TASK DIRECTIONS |
Every line below must be reproduced exactly. Copy them all.

________________

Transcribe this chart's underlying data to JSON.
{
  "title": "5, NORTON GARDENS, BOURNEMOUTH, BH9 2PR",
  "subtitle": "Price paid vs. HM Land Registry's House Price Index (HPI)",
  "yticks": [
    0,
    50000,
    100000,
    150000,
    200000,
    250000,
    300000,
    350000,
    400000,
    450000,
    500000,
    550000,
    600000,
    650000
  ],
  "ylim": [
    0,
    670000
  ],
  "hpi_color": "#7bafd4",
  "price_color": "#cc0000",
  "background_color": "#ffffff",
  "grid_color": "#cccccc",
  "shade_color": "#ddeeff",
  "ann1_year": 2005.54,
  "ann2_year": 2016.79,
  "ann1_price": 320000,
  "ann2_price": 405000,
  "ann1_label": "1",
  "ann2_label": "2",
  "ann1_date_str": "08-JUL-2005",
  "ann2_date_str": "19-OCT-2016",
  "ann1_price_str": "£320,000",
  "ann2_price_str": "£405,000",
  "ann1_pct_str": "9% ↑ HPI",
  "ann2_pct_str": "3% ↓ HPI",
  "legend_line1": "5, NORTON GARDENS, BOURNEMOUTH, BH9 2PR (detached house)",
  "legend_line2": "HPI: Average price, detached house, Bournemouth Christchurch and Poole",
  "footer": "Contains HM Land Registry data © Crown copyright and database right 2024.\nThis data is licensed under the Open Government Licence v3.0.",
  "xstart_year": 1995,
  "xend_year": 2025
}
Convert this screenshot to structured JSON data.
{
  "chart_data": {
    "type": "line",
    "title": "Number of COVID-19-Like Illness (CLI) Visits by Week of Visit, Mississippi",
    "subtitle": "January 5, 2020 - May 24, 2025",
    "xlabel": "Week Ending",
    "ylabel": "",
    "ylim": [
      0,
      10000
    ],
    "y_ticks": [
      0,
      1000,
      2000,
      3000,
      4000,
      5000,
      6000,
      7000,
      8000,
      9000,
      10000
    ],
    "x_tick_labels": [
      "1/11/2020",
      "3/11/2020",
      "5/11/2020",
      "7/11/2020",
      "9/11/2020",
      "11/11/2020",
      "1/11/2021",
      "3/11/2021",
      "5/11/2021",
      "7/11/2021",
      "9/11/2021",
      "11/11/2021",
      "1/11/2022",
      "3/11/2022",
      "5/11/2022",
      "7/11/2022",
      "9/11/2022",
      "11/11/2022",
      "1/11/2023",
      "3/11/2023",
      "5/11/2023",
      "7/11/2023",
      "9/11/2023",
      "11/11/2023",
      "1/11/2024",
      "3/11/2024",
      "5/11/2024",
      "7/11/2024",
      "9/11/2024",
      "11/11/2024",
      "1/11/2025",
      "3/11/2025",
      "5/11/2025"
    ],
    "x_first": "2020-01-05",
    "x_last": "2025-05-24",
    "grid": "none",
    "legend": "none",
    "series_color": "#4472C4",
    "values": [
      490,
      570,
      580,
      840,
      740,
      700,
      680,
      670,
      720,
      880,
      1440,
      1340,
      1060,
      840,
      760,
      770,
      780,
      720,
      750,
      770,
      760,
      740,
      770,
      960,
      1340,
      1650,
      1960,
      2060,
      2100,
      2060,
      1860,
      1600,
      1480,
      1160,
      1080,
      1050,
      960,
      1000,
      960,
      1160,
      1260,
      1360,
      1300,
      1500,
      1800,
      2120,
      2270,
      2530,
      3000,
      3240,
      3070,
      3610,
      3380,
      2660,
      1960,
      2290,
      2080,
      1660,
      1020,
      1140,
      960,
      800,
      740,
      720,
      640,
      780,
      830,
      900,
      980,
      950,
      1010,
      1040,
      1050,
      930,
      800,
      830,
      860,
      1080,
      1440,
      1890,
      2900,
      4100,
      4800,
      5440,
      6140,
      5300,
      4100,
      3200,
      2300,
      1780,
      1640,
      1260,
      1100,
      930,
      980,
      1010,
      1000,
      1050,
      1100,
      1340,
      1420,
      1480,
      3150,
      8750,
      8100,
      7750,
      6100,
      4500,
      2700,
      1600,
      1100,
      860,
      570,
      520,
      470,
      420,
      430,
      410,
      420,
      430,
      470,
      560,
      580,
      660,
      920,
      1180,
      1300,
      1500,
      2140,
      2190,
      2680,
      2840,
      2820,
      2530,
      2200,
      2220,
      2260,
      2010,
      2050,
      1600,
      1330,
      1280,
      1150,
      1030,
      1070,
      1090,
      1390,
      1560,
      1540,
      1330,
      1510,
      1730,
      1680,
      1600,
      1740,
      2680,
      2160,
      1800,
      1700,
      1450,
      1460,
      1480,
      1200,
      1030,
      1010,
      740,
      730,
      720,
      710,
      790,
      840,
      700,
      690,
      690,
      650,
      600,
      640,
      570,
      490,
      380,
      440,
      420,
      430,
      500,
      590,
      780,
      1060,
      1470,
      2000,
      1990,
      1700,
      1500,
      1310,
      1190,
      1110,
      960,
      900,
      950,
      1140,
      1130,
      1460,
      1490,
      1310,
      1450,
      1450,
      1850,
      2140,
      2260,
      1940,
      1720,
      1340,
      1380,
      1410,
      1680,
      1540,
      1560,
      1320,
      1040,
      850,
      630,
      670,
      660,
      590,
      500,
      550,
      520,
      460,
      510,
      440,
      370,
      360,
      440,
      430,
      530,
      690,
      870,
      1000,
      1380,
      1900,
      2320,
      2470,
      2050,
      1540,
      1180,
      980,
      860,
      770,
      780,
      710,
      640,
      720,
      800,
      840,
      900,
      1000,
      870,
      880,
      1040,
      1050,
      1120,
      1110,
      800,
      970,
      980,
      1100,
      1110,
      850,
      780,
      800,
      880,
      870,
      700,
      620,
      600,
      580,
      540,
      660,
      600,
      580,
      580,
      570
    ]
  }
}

________________

FULL RESPONSE |
Transcribe this chart's underlying data to JSON.
{
  "title": "5, NORTON GARDENS, BOURNEMOUTH, BH9 2PR",
  "subtitle": "Price paid vs. HM Land Registry's House Price Index (HPI)",
  "yticks": [
    0,
    50000,
    100000,
    150000,
    200000,
    250000,
    300000,
    350000,
    400000,
    450000,
    500000,
    550000,
    600000,
    650000
  ],
  "ylim": [
    0,
    670000
  ],
  "hpi_color": "#7bafd4",
  "price_color": "#cc0000",
  "background_color": "#ffffff",
  "grid_color": "#cccccc",
  "shade_color": "#ddeeff",
  "ann1_year": 2005.54,
  "ann2_year": 2016.79,
  "ann1_price": 320000,
  "ann2_price": 405000,
  "ann1_label": "1",
  "ann2_label": "2",
  "ann1_date_str": "08-JUL-2005",
  "ann2_date_str": "19-OCT-2016",
  "ann1_price_str": "£320,000",
  "ann2_price_str": "£405,000",
  "ann1_pct_str": "9% ↑ HPI",
  "ann2_pct_str": "3% ↓ HPI",
  "legend_line1": "5, NORTON GARDENS, BOURNEMOUTH, BH9 2PR (detached house)",
  "legend_line2": "HPI: Average price, detached house, Bournemouth Christchurch and Poole",
  "footer": "Contains HM Land Registry data © Crown copyright and database right 2024.\nThis data is licensed under the Open Government Licence v3.0.",
  "xstart_year": 1995,
  "xend_year": 2025
}
Convert this screenshot to structured JSON data.
{
  "chart_data": {
    "type": "line",
    "title": "Number of COVID-19-Like Illness (CLI) Visits by Week of Visit, Mississippi",
    "subtitle": "January 5, 2020 - May 24, 2025",
    "xlabel": "Week Ending",
    "ylabel": "",
    "ylim": [
      0,
      10000
    ],
    "y_ticks": [
      0,
      1000,
      2000,
      3000,
      4000,
      5000,
      6000,
      7000,
      8000,
      9000,
      10000
    ],
    "x_tick_labels": [
      "1/11/2020",
      "3/11/2020",
      "5/11/2020",
      "7/11/2020",
      "9/11/2020",
      "11/11/2020",
      "1/11/2021",
      "3/11/2021",
      "5/11/2021",
      "7/11/2021",
      "9/11/2021",
      "11/11/2021",
      "1/11/2022",
      "3/11/2022",
      "5/11/2022",
      "7/11/2022",
      "9/11/2022",
      "11/11/2022",
      "1/11/2023",
      "3/11/2023",
      "5/11/2023",
      "7/11/2023",
      "9/11/2023",
      "11/11/2023",
      "1/11/2024",
      "3/11/2024",
      "5/11/2024",
      "7/11/2024",
      "9/11/2024",
      "11/11/2024",
      "1/11/2025",
      "3/11/2025",
      "5/11/2025"
    ],
    "x_first": "2020-01-05",
    "x_last": "2025-05-24",
    "grid": "none",
    "legend": "none",
    "series_color": "#4472C4",
    "values": [
      490,
      570,
      580,
      840,
      740,
      700,
      680,
      670,
      720,
      880,
      1440,
      1340,
      1060,
      840,
      760,
      770,
      780,
      720,
      750,
      770,
      760,
      740,
      770,
      960,
      1340,
      1650,
      1960,
      2060,
      2100,
      2060,
      1860,
      1600,
      1480,
      1160,
      1080,
      1050,
      960,
      1000,
      960,
      1160,
      1260,
      1360,
      1300,
      1500,
      1800,
      2120,
      2270,
      2530,
      3000,
      3240,
      3070,
      3610,
      3380,
      2660,
      1960,
      2290,
      2080,
      1660,
      1020,
      1140,
      960,
      800,
      740,
      720,
      640,
      780,
      830,
      900,
      980,
      950,
      1010,
      1040,
      1050,
      930,
      800,
      830,
      860,
      1080,
      1440,
      1890,
      2900,
      4100,
      4800,
      5440,
      6140,
      5300,
      4100,
      3200,
      2300,
      1780,
      1640,
      1260,
      1100,
      930,
      980,
      1010,
      1000,
      1050,
      1100,
      1340,
      1420,
      1480,
      3150,
      8750,
      8100,
      7750,
      6100,
      4500,
      2700,
      1600,
      1100,
      860,
      570,
      520,
      470,
      420,
      430,
      410,
      420,
      430,
      470,
      560,
      580,
      660,
      920,
      1180,
      1300,
      1500,
      2140,
      2190,
      2680,
      2840,
      2820,
      2530,
      2200,
      2220,
      2260,
      2010,
      2050,
      1600,
      1330,
      1280,
      1150,
      1030,
      1070,
      1090,
      1390,
      1560,
      1540,
      1330,
      1510,
      1730,
      1680,
      1600,
      1740,
      2680,
      2160,
      1800,
      1700,
      1450,
      1460,
      1480,
      1200,
      1030,
      1010,
      740,
      730,
      720,
      710,
      790,
      840,
      700,
      690,
      690,
      650,
      600,
      640,
      570,
      490,
      380,
      440,
      420,
      430,
      500,
      590,
      780,
      1060,
      1470,
      2000,
      1990,
      1700,
      1500,
      1310,
      1190,
      1110,
      960,
      900,
      950,
      1140,
      1130,
      1460,
      1490,
      1310,
      1450,
      1450,
      1850,
      2140,
      2260,
      1940,
      1720,
      1340,
      1380,
      1410,
      1680,
      1540,
      1560,
      1320,
      1040,
      850,
      630,
      670,
      660,
      590,
      500,
      550,
      520,
      460,
      510,
      440,
      370,
      360,
      440,
      430,
      530,
      690,
      870,
      1000,
      1380,
      1900,
      2320,
      2470,
      2050,
      1540,
      1180,
      980,
      860,
      770,
      780,
      710,
      640,
      720,
      800,
      840,
      900,
      1000,
      870,
      880,
      1040,
      1050,
      1120,
      1110,
      800,
      970,
      980,
      1100,
      1110,
      850,
      780,
      800,
      880,
      870,
      700,
      620,
      600,
      580,
      540,
      660,
      600,
      580,
      580,
      570
    ]
  }
}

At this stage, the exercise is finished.